== Exercise goal ==
Scan the listing below. Report each line that includes "security".
⟨
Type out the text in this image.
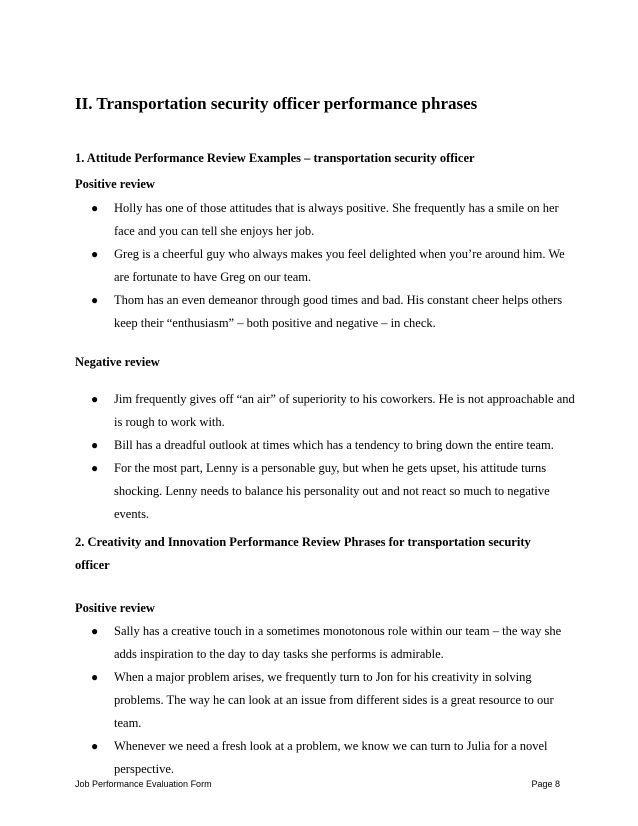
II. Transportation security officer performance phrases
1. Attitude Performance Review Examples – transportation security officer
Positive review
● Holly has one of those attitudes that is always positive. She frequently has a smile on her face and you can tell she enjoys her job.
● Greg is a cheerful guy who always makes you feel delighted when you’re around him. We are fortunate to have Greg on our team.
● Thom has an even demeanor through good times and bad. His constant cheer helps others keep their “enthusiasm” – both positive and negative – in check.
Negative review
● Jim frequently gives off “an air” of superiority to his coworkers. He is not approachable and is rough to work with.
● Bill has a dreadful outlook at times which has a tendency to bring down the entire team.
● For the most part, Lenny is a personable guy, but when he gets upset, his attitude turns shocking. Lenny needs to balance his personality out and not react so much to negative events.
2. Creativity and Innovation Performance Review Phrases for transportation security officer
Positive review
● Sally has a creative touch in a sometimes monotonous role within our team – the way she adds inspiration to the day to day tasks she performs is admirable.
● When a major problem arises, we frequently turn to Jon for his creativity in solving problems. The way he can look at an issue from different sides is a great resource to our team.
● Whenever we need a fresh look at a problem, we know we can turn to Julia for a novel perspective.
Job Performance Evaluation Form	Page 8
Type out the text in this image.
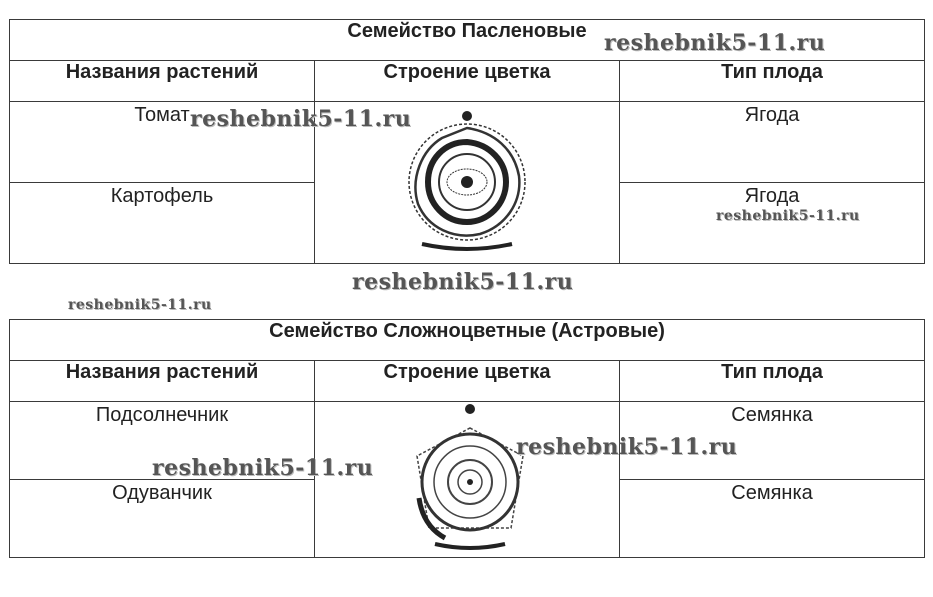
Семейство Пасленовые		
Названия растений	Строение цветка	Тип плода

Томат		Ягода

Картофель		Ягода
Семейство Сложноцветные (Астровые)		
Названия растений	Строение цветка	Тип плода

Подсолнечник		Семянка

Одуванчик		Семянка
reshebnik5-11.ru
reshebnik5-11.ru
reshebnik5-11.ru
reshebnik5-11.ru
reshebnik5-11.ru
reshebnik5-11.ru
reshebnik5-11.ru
⟩
== Task response ==
II. Transportation security officer performance phrases
1. Attitude Performance Review Examples – transportation security officer
2. Creativity and Innovation Performance Review Phrases for transportation security officer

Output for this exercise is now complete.